### Given request:
Copy out the lines word for word, starting at the line containing "Localize each UI" and ending after the line containing "engine-outline [655,169,1001,527]". Leave the pictures out of your answer.

### Dataset extract:
+ + + + + + +

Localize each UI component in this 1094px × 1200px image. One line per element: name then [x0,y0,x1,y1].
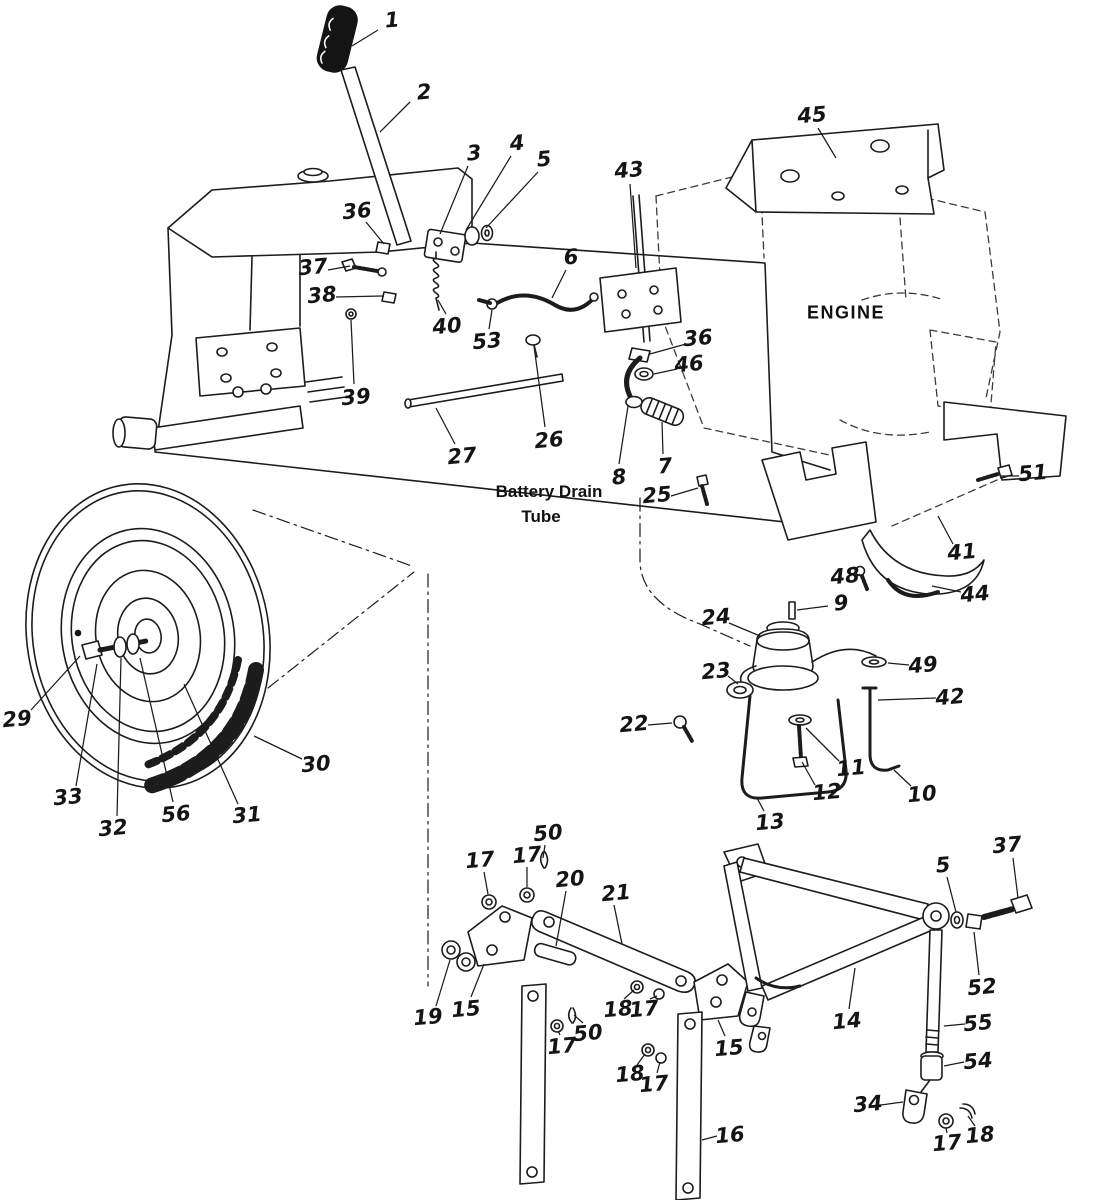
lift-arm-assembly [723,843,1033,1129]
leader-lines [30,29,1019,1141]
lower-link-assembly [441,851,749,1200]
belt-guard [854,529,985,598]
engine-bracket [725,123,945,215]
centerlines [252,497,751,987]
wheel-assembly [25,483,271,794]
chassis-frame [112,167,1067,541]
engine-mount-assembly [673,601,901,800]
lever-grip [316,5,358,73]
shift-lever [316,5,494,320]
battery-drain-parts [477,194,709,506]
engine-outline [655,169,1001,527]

+ + + + + + +

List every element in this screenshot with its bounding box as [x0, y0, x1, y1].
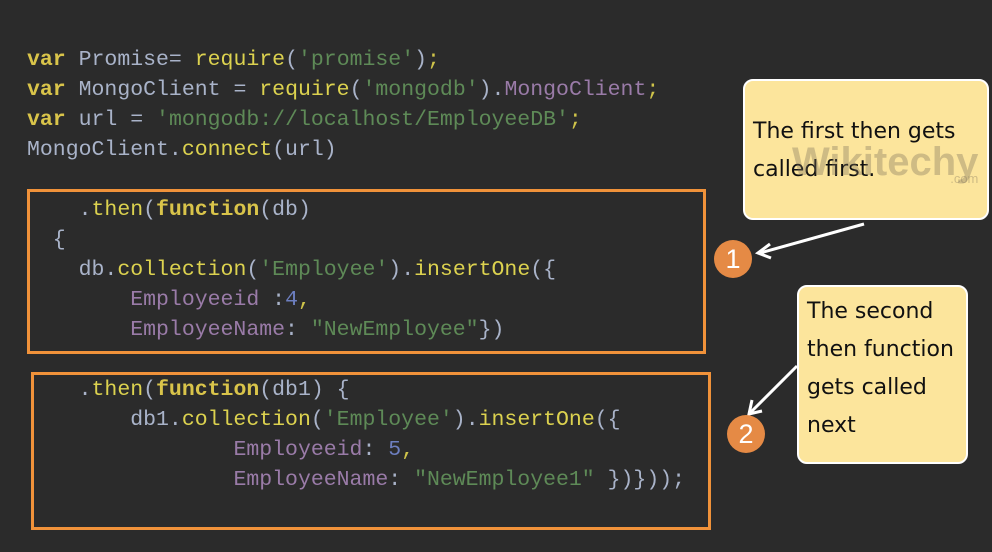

+ + + + + + +

### Response to this task:
Localize each UI component in this 1094px × 1200px image. One line per element: name then [x0,y0,x1,y1].
lift-arm-assembly [723,843,1033,1129]
leader-lines [30,29,1019,1141]
lower-link-assembly [441,851,749,1200]
belt-guard [854,529,985,598]
engine-bracket [725,123,945,215]
centerlines [252,497,751,987]
wheel-assembly [25,483,271,794]
chassis-frame [112,167,1067,541]
engine-mount-assembly [673,601,901,800]
lever-grip [316,5,358,73]
shift-lever [316,5,494,320]
battery-drain-parts [477,194,709,506]
engine-outline [655,169,1001,527]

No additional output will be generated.